# Work required
Omit every picture, then give all the entries again exactly.

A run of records
╔══
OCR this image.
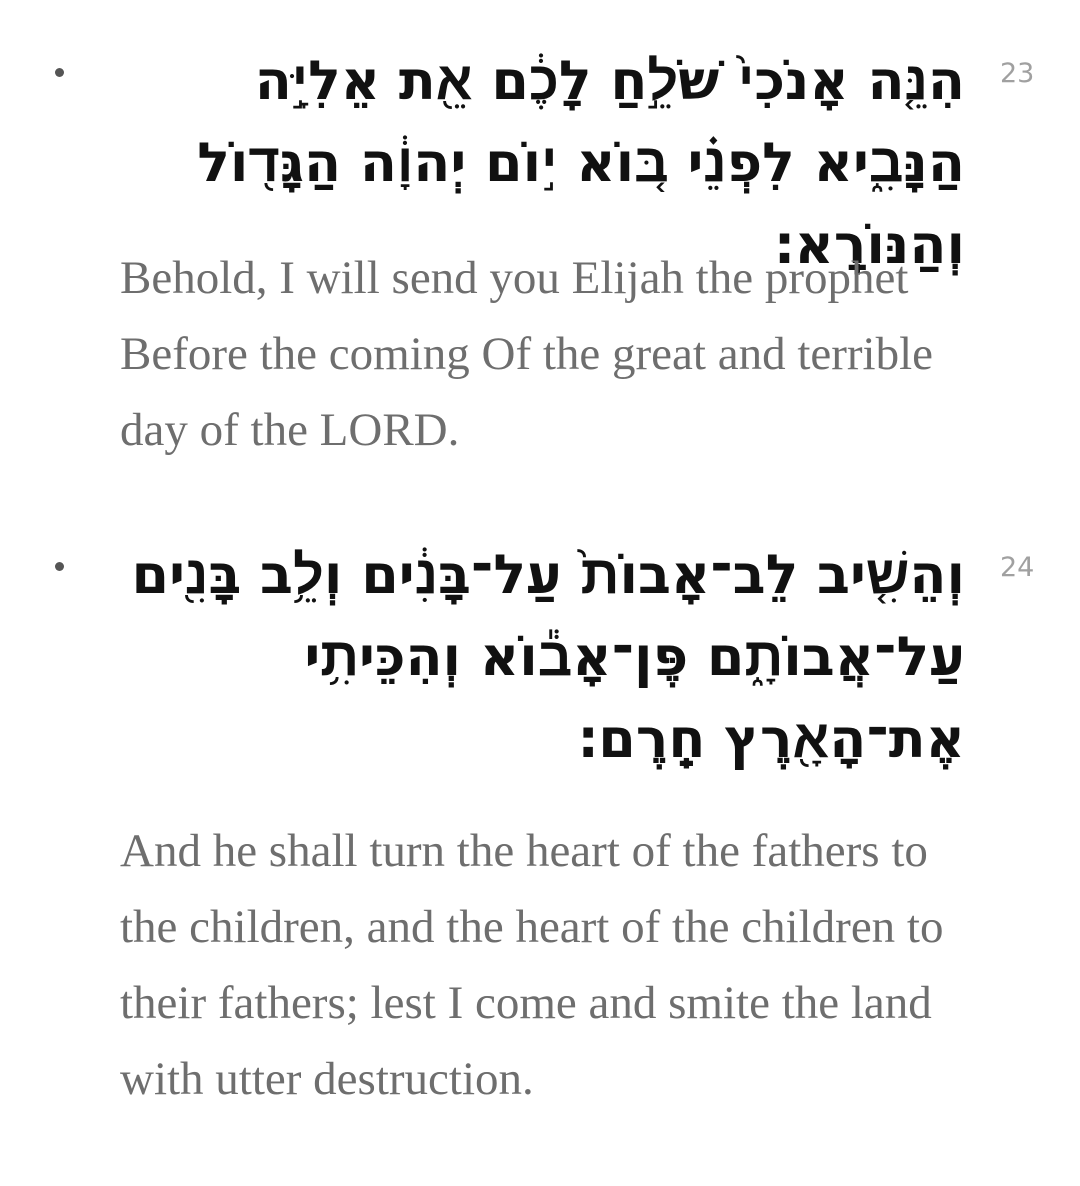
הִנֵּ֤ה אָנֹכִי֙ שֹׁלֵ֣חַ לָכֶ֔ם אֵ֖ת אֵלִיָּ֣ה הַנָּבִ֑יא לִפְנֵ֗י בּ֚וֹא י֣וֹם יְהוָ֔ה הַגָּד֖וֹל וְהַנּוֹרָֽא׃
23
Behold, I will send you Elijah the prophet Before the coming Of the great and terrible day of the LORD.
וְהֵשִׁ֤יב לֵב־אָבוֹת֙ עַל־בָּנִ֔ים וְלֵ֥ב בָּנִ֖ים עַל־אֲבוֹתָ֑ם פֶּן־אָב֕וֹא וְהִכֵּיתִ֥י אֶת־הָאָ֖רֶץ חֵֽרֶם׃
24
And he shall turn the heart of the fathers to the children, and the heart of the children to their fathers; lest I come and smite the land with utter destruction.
╚══
# Finished exercise
OCR this image.
הִנֵּ֤ה אָנֹכִי֙ שֹׁלֵ֣חַ לָכֶ֔ם אֵ֖ת אֵלִיָּ֣ה הַנָּבִ֑יא לִפְנֵ֗י בּ֚וֹא י֣וֹם יְהוָ֔ה הַגָּד֖וֹל וְהַנּוֹרָֽא׃
23
Behold, I will send you Elijah the prophet Before the coming Of the great and terrible day of the LORD.
וְהֵשִׁ֤יב לֵב־אָבוֹת֙ עַל־בָּנִ֔ים וְלֵ֥ב בָּנִ֖ים עַל־אֲבוֹתָ֑ם פֶּן־אָב֕וֹא וְהִכֵּיתִ֥י אֶת־הָאָ֖רֶץ חֵֽרֶם׃
24
And he shall turn the heart of the fathers to the children, and the heart of the children to their fathers; lest I come and smite the land with utter destruction.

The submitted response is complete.